Setting conservative thresholds (e.g., start 75%, stop 80%) significantly extends battery longevity for machines that spend most of their time plugged in. Lithium-ion batteries degrade faster when kept at 100% charge continuously.

On ThinkPads, charge thresholds can be set from firmware (BIOS Setup → Config → Power → Battery Charge Thresholds) or from Linux via the thinkpad_acpi module:

# Read current thresholds (ThinkPad)
cat /sys/class/power_supply/BAT0/charge_control_start_threshold
cat /sys/class/power_supply/BAT0/charge_control_end_threshold

# Set thresholds
echo 75 | sudo tee /sys/class/power_supply/BAT0/charge_control_start_threshold
echo 80 | sudo tee /sys/class/power_supply/BAT0/charge_control_end_threshold

# Persist with tlp or a systemd service

tlp is a Linux power management tool that provides a configuration file for charge thresholds and other power settings:

# /etc/tlp.conf (excerpt)
START_CHARGE_THRESH_BAT0=75
STOP_CHARGE_THRESH_BAT0=80

Power profiles

Modern Linux distributions expose system-wide power profiles through the powerprofilesctl interface. That interface is backed either by power-profiles-daemon or by tuned — and since Fedora 41 (2024), Fedora Workstation uses tuned by default via the tuned-ppd compatibility layer rather than power-profiles-daemon. Both speak the same CLI:

# List available profiles
powerprofilesctl list

# Set profile
powerprofilesctl set balanced
powerprofilesctl set power-saver
powerprofilesctl set performance

These profiles adjust CPU governor, PCIe ASPM policy, disk APM, and other power settings. They work in conjunction with (not in place of) firmware power settings.

Wake-on-LAN

Wake-on-LAN (WOL) allows the machine to be powered on remotely by receiving a "magic packet" on its network interface. The network controller remains powered in S3/S4/S5 states and monitors for the magic packet.

○ ○ ○ ○ ○

__Required action 1__: Write out the Linux power-management passage word for word, from "# List available" up to and including "firmware power settings.".
__Required action 2__: Extend the Linux power-management passage onward from its last sentence on Wake-on-LAN.

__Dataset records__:
○ ○ ○ ○ ○

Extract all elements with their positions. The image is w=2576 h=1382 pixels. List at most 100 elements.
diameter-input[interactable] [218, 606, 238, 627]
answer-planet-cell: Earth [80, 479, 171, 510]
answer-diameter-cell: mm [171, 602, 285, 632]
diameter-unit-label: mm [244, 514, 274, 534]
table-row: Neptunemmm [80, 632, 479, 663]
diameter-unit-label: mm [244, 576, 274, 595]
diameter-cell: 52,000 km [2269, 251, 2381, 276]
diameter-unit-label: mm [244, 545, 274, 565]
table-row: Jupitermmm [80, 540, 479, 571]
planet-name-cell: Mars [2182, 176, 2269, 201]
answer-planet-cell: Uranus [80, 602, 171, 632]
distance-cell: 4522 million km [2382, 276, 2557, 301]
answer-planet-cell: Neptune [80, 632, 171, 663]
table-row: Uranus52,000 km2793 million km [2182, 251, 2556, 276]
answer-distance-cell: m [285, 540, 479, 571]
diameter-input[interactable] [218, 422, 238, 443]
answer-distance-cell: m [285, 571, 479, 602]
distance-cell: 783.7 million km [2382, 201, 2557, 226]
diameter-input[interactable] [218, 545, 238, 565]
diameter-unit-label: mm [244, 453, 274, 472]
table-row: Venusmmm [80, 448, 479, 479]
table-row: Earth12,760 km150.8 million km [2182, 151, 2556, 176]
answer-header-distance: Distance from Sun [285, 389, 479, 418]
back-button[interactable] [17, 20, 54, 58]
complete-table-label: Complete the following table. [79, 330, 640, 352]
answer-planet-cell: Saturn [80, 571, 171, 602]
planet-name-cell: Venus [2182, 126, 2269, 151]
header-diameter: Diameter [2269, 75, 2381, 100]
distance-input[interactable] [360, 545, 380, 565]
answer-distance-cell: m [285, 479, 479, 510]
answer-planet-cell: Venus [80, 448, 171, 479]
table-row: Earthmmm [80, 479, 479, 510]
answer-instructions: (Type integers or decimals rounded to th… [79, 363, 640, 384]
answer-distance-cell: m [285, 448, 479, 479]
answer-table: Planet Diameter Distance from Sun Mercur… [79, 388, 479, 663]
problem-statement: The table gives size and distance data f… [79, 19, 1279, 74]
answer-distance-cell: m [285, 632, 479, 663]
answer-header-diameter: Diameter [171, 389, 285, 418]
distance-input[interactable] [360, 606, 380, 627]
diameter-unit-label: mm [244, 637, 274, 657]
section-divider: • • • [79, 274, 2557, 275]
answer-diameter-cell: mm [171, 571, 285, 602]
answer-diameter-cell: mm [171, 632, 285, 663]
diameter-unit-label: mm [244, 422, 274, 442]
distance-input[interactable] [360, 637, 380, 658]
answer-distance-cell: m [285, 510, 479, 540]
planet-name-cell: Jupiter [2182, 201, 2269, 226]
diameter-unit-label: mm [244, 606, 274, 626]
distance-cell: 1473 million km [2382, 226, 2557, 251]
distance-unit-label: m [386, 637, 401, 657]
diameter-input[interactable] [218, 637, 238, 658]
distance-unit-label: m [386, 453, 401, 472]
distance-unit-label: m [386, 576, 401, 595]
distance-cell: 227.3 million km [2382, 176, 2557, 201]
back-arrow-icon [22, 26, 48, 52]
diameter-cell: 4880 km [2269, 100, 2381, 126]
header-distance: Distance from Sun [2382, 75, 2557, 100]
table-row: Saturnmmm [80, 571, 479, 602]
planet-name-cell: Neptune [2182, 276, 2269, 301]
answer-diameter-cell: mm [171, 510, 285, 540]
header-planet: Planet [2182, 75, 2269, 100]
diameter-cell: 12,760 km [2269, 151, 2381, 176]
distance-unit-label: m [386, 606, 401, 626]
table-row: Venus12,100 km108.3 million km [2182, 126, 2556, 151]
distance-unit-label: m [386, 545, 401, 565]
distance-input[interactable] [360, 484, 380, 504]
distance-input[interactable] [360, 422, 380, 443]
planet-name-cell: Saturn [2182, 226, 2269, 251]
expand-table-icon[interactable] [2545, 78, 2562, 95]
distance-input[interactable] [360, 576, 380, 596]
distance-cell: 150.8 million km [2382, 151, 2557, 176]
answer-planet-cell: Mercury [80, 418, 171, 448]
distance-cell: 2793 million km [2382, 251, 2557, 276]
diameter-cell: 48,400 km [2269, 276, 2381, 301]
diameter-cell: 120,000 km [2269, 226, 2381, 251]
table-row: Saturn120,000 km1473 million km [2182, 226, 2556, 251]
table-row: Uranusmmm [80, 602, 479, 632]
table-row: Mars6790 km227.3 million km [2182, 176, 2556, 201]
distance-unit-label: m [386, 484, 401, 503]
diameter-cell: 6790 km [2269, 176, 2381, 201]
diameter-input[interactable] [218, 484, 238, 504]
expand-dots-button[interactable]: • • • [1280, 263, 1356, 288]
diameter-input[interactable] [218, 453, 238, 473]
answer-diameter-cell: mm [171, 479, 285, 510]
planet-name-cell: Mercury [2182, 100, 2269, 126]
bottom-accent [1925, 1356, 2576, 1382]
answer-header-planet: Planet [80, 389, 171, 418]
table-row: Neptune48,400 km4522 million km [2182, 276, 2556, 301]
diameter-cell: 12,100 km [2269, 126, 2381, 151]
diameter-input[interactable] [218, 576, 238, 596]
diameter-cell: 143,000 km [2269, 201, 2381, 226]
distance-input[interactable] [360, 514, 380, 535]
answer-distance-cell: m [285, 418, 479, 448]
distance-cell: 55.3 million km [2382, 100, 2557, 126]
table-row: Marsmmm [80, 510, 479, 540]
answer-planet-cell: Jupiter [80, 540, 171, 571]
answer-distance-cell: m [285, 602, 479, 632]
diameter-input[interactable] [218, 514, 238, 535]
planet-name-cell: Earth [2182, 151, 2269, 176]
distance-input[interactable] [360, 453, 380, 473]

○ ○ ○ ○ ○

__Your response 1__:
# List available profiles
powerprofilesctl list

# Set profile
powerprofilesctl set balanced
powerprofilesctl set power-saver
powerprofilesctl set performance

These profiles adjust CPU governor, PCIe ASPM policy, disk APM, and other power settings. They work in conjunction with (not in place of) firmware power settings.

__Your response 2__:
Firmware settings for WOL:

Setting Description Recommendation
Wake on LAN Enable the feature Enable if remote wake is needed
WOL from S3/S4/S5 Which power states allow WOL S3 and S5 for most use cases
PXE Boot Network boot (related but distinct) Disable unless using network boot
# Check WOL status on Linux
sudo ethtool <interface> | grep Wake-on
# g = magic packet enabled
# d = disabled

# Enable WOL
sudo ethtool -s <interface> wol g

# Persist (varies by distribution — NetworkManager or systemd-networkd)

CPU power limits (PL1/PL2)

Some firmware exposes CPU power limits that affect sustained and burst performance:

PL1 (Power Limit 1): The sustained power limit — the wattage the CPU can draw continuously. At or above PL1, the CPU throttles to maintain the power budget.

PL2 (Power Limit 2): The burst power limit — the wattage the CPU can draw for short bursts (typically 28-56 seconds) before falling back to PL1. Higher PL2 allows more aggressive turbo boost at the cost of higher peak temperatures.

Tau: The duration the CPU can sustain PL2 before throttling to PL1.

On desktops with enthusiast firmware, these are directly configurable. On laptops, they are usually fixed or hidden behind manufacturer settings (Lenovo's "Intelligent Cooling" or Dell's "Thermal Management"). On Linux, Intel CPUs expose power limits through intel_rapl:

# Read current power limits
sudo cat /sys/class/powercap/intel-rapl:0/constraint_0_power_limit_uw  # PL1
sudo cat /sys/class/powercap/intel-rapl:0/constraint_1_power_limit_uw  # PL2
# Values are in microwatts

Questions to ask

  1. Does the machine support S3 (deep sleep)? cat /sys/power/mem_sleep — if only s2idle appears, investigate whether the firmware has a hidden S3 option (ThinkPads: Config → Power → Sleep State).
  2. Is battery drain in sleep acceptable? If the machine loses more than 5% overnight, S0ix is not entering deep idle. Check turbostat or powertop for subsystems blocking low-power states.
  3. Are fans behaving correctly? Full speed at idle or no spin-up under load both indicate firmware thermal table issues. sensors (from lm-sensors) shows current temperatures.
  4. Are battery charge thresholds set? For machines that spend most of their time plugged in, setting 75/80 thresholds extends battery longevity significantly.
  5. Is Wake-on-LAN needed? If so, is it enabled in both firmware and the OS? Both must agree for WOL to work.